### TEXTABSCHNITT ###

Steffens eröffnete in Düsseldorf die „eHealth.NRW – Digitalisierung im Gesundheitswesen“, eine Leistungsschau der medizinischen Telematik-Projekte des Landes.

Die Telematik-Projekte, die das Land NRW auf dem Feld des Gesundheitswesens fördert, umfassen das ganze Spektrum der ambulanten und stationären Versorgung.
Der elektronische Arztbrief etwa wird in der Region Düren erfolgreich eingesetzt.

Dr. Erich Gehlen, Vorstandsvorsitzender der Duria eG, berichtete, dass der eArztbrief „seine Praktikabilität und Überlegenheit zum Beispiel gegenüber dem Fax“ bewiesen habe.

Der elektronische Brief ist dem Fax überlegen

Über eine gerichtete Kommunikation werden aus der Facharztpraxis oder dem Krankenhaus Arztbriefe in die Hausarztpraxis geschickt. Eine qualifizierte elektronische Signatur macht den eBrief – im Gegensatz zum Fax – rechtssicher. Eine beteiligte radiologische Praxis könne auf diesem Weg 70 bis 80 Arztbriefe gleichzeitig signieren.

### VERFÜGBARE DATEN ###

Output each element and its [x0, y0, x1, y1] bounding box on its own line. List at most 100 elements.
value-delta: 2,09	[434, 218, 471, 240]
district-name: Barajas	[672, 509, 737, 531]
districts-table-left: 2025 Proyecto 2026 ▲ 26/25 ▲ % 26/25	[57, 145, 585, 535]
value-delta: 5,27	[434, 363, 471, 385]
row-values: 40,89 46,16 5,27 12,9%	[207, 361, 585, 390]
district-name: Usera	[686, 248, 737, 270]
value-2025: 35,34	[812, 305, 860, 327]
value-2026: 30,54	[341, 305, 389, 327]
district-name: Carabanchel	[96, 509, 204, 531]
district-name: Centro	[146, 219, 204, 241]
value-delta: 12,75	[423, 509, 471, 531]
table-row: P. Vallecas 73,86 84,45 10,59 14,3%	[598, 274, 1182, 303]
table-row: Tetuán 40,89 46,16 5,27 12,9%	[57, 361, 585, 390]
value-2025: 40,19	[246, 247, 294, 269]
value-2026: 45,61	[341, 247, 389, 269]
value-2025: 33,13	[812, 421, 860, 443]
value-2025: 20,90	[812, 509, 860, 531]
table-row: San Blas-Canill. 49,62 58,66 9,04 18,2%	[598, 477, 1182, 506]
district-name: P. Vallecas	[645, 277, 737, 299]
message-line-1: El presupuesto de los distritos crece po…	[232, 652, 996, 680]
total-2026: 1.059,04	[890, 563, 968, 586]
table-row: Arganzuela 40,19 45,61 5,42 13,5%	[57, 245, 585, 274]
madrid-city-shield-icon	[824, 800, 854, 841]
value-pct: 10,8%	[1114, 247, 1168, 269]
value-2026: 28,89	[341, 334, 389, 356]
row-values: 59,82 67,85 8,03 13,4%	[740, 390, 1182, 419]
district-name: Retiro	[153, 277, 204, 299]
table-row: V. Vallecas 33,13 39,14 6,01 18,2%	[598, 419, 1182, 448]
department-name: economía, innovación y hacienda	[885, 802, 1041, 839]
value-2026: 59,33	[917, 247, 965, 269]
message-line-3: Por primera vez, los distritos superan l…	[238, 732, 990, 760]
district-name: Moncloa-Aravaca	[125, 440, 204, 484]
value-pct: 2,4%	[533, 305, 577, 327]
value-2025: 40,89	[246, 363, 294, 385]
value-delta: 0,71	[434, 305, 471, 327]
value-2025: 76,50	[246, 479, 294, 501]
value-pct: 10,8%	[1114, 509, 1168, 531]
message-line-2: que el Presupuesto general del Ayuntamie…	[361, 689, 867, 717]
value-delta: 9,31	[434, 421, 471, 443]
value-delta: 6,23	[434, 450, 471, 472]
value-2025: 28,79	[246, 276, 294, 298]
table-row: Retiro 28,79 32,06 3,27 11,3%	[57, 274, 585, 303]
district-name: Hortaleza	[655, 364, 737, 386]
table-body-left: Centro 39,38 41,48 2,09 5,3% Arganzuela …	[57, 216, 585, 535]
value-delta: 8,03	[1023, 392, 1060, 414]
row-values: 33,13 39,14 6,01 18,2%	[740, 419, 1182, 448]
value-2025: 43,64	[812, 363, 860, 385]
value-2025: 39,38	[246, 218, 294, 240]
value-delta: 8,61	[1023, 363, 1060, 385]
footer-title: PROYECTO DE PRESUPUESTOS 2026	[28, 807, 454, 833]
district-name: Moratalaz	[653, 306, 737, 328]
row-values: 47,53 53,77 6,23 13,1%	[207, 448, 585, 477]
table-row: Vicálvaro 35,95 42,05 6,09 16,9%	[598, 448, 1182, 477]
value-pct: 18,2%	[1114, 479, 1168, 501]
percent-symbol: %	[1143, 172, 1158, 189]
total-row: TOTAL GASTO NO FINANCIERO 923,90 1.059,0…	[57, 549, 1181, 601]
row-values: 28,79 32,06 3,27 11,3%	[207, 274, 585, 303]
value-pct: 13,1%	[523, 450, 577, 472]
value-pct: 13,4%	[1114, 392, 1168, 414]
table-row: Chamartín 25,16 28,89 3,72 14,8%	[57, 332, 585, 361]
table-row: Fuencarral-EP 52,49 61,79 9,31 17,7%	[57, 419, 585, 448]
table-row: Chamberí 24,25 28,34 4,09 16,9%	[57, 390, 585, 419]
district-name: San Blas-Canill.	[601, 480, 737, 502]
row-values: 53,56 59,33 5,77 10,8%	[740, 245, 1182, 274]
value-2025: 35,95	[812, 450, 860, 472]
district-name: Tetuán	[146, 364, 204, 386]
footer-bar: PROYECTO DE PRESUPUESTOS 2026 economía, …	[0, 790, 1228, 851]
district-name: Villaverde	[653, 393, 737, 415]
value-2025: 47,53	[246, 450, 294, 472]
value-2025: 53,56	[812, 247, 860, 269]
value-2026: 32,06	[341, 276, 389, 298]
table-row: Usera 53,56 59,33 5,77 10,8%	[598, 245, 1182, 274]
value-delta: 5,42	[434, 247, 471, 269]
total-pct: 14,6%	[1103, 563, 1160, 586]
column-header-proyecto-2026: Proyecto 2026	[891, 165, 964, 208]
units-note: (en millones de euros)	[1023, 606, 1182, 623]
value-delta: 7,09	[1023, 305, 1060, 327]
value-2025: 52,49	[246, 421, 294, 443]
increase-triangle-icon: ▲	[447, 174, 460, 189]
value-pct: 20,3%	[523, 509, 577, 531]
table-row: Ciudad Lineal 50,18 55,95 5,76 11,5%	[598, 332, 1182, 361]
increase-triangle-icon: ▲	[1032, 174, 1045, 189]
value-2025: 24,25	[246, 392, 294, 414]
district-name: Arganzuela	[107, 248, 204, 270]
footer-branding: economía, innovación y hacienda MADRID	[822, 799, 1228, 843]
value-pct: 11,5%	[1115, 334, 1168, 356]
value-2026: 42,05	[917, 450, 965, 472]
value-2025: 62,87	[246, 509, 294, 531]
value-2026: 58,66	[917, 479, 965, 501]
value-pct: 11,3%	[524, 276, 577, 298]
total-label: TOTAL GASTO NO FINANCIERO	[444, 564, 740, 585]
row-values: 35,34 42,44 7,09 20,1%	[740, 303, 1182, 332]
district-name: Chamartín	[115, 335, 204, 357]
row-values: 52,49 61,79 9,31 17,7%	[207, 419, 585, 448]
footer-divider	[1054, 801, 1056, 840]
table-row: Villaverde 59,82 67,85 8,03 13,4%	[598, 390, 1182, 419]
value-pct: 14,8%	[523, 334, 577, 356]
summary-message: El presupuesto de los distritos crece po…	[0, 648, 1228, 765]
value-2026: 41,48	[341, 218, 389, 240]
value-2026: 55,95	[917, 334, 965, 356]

###

ZU LÖSENDE AUFGABEN
1. Fassen Sie im Text über die eHealth.NRW den Absatz, der mit „Über eine gerichtete Kommunikation“ beginnt, als Stichpunktliste zusammen. Seine wesentlichen Fakten sollen dabei erhalten bleiben.
2. Prüfen Sie, ob die folgenden Aussagen mit dem Text über die eHealth.NRW übereinstimmen. Beantworten Sie jede mit Ja oder Nein und zitieren Sie die entscheidende Textstelle wörtlich.
(a) Der elektronische Arztbrief wird in der Region Düren eingesetzt.
(b) Eine qualifizierte elektronische Signatur macht das Fax rechtssicher.
(c) Die vom Land NRW geförderten Telematik-Projekte beschränken sich auf die stationäre Versorgung.
3. Führen Sie den Text über die eHealth.NRW im Anschluss an seinen letzten Satz um einige Sätze fort.
Für die Bearbeitung werden die Zeilen nicht benötigt.

LÖSUNGEN IM ÜBERBLICK
1.
- Arztbriefe werden über eine gerichtete Kommunikation aus der Facharztpraxis oder dem Krankenhaus an die Hausarztpraxis geschickt.
- Eine qualifizierte elektronische Signatur macht den eBrief rechtssicher, anders als das Fax.
- Eine beteiligte radiologische Praxis kann auf diesem Weg 70 bis 80 Arztbriefe gleichzeitig signieren.

2.
(a) Ja: „Der elektronische Arztbrief etwa wird in der Region Düren erfolgreich eingesetzt.“
(b) Nein: „Eine qualifizierte elektronische Signatur macht den eBrief – im Gegensatz zum Fax – rechtssicher.“
(c) Nein: „umfassen das ganze Spektrum der ambulanten und stationären Versorgung“

3.
Der eArztbrief sei verschlüsselt, immer gut lesbar und vereinfache die Abläufe, da weder ein Ausdruck noch ein Einscannen notwendig seien, so Dr. Gehlen. Monatlich werden rund 4300 Arztbriefe von 120 Praxen problemlos gesendet oder empfangen. „In Deutschland gibt es kein zweites Projekt dieser Art“, behauptete der Duria-Vorstandsvorsitzende.

Die elektronische Arztvisite im Pflegheim (ElVi) wird vom Ärztenetz „Medizin und Mehr“ in Bünde seit anderthalb Jahren „reibungslos“ eingesetzt, berichtete Vorstand Dr. Hans-Jürgen Beckmann. Der Hausarzt könne mit einer einfach gehaltenen Technik direkt vom Pflegepersonal im Altenheim zugeschaltet werden, wenn sich bei einem Patienten eine Krise abzeichnet. Über ein Drei-Punkt-EKG könne der Kollege sogar einen „Rhythmus-Streifen“ erhalten.

Die Alarmierung des diensthabenden Hausarztes erfolgt über ein Dash-Board. Per Knopfdruck ist die Station direkt mit dem Arzt verbunden. Der ganze Kontakt werde zudem aus forensischen Gründen aufgezeichnet. „Alle Praxen und Pflegeheime würden mitmachen“, wenn die Finanzierung gesichert wäre, meint Beckmann.

Die elektronische Fallakte (EFA) erlaubt die einrichtungs- und sektorübergreifende Information und Kommunikation auch bei Patienten, die nicht selbst kommunizieren können. Nach Auffassung von Burkhard Fischer von der Krankenhausgesellschaft NRW stößt die direkte Arzt-Patienten-Kommunikation an Grenzen durch die Vielzahl an Demenz erkrankter Patienten, aber auch durch die wachsende Zahl an Patienten, deren Muttersprache nicht Deutsch ist.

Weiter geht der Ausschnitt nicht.